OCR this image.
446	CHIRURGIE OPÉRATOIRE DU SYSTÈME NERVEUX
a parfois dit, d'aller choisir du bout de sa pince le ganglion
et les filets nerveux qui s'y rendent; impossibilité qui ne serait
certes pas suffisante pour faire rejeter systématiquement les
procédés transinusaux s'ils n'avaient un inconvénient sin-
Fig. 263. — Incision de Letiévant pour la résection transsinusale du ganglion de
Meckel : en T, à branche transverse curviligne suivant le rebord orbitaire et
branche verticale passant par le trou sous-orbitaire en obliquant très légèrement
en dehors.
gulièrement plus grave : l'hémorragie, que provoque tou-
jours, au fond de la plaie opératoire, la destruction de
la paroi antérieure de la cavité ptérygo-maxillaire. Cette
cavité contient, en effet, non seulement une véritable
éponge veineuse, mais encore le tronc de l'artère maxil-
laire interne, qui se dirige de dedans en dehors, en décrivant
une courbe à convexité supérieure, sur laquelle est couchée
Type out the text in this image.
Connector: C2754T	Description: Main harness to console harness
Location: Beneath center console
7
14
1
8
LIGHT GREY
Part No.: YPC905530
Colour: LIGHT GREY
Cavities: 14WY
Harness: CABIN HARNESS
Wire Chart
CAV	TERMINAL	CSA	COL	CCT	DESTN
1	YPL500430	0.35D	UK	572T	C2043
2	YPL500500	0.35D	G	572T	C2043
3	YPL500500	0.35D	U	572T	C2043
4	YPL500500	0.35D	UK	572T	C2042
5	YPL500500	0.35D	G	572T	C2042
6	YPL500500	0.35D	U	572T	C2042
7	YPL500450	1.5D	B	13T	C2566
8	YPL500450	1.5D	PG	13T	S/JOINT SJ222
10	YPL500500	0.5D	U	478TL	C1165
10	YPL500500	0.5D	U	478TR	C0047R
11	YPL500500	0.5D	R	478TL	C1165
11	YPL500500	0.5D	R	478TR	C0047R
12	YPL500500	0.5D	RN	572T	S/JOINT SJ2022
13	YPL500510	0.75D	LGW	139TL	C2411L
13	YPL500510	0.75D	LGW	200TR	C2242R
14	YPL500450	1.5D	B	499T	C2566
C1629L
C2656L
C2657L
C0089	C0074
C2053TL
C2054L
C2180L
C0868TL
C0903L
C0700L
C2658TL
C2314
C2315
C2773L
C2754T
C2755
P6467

##########

→ What to do:
From the line holding "Type out the text in this image." down to the final line above, quote every line exactly and only those lines.

→ Response to the task:
Type out the text in this image.
Connector: C2754T	Description: Main harness to console harness
Location: Beneath center console
7
14
1
8
LIGHT GREY
Part No.: YPC905530
Colour: LIGHT GREY
Cavities: 14WY
Harness: CABIN HARNESS
Wire Chart
CAV	TERMINAL	CSA	COL	CCT	DESTN
1	YPL500430	0.35D	UK	572T	C2043
2	YPL500500	0.35D	G	572T	C2043
3	YPL500500	0.35D	U	572T	C2043
4	YPL500500	0.35D	UK	572T	C2042
5	YPL500500	0.35D	G	572T	C2042
6	YPL500500	0.35D	U	572T	C2042
7	YPL500450	1.5D	B	13T	C2566
8	YPL500450	1.5D	PG	13T	S/JOINT SJ222
10	YPL500500	0.5D	U	478TL	C1165
10	YPL500500	0.5D	U	478TR	C0047R
11	YPL500500	0.5D	R	478TL	C1165
11	YPL500500	0.5D	R	478TR	C0047R
12	YPL500500	0.5D	RN	572T	S/JOINT SJ2022
13	YPL500510	0.75D	LGW	139TL	C2411L
13	YPL500510	0.75D	LGW	200TR	C2242R
14	YPL500450	1.5D	B	499T	C2566
C1629L
C2656L
C2657L
C0089	C0074
C2053TL
C2054L
C2180L
C0868TL
C0903L
C0700L
C2658TL
C2314
C2315
C2773L
C2754T
C2755
P6467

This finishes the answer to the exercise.